▸ **Your objective**
Reproduce the listing below character for character; drop every image.

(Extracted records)
------------------------------------------------------------------------
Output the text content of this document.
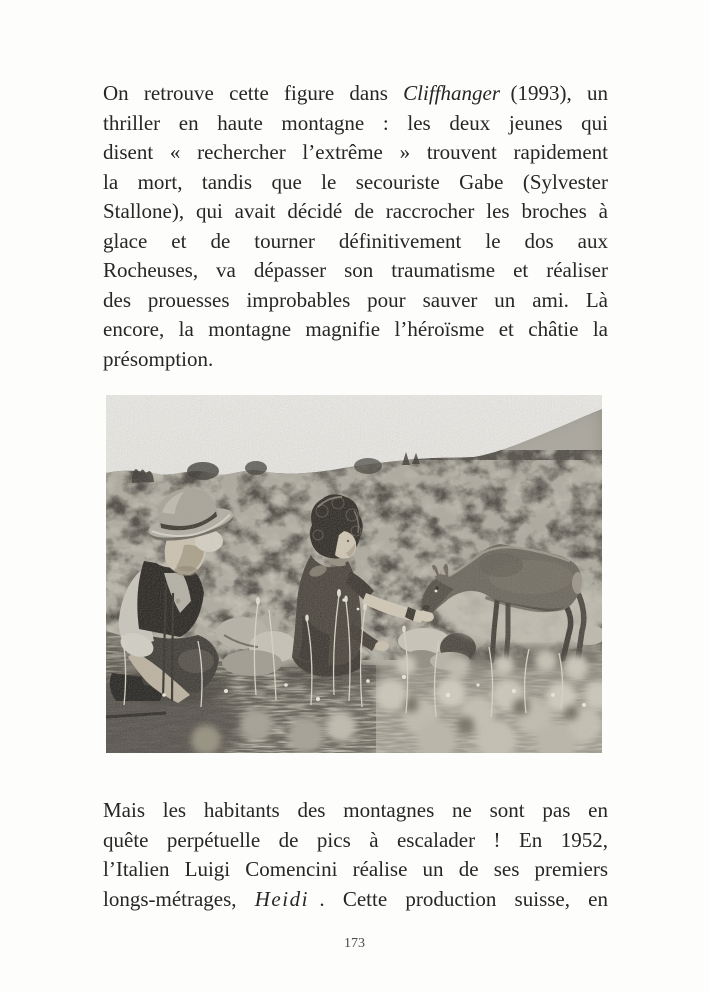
On retrouve cette figure dans Cliffhanger (1993), un
thriller en haute montagne : les deux jeunes qui
disent « rechercher l’extrême » trouvent rapidement
la mort, tandis que le secouriste Gabe (Sylvester
Stallone), qui avait décidé de raccrocher les broches à
glace et de tourner définitivement le dos aux
Rocheuses, va dépasser son traumatisme et réaliser
des prouesses improbables pour sauver un ami. Là
encore, la montagne magnifie l’héroïsme et châtie la
présomption.
Mais les habitants des montagnes ne sont pas en
quête perpétuelle de pics à escalader ! En 1952,
l’Italien Luigi Comencini réalise un de ses premiers
longs-métrages, Heidi . Cette production suisse, en
173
------------------------------------------------------------------------
▸ **Written solution**
Output the text content of this document.
On retrouve cette figure dans Cliffhanger (1993), un
thriller en haute montagne : les deux jeunes qui
disent « rechercher l’extrême » trouvent rapidement
la mort, tandis que le secouriste Gabe (Sylvester
Stallone), qui avait décidé de raccrocher les broches à
glace et de tourner définitivement le dos aux
Rocheuses, va dépasser son traumatisme et réaliser
des prouesses improbables pour sauver un ami. Là
encore, la montagne magnifie l’héroïsme et châtie la
présomption.
Mais les habitants des montagnes ne sont pas en
quête perpétuelle de pics à escalader ! En 1952,
l’Italien Luigi Comencini réalise un de ses premiers
longs-métrages, Heidi . Cette production suisse, en
173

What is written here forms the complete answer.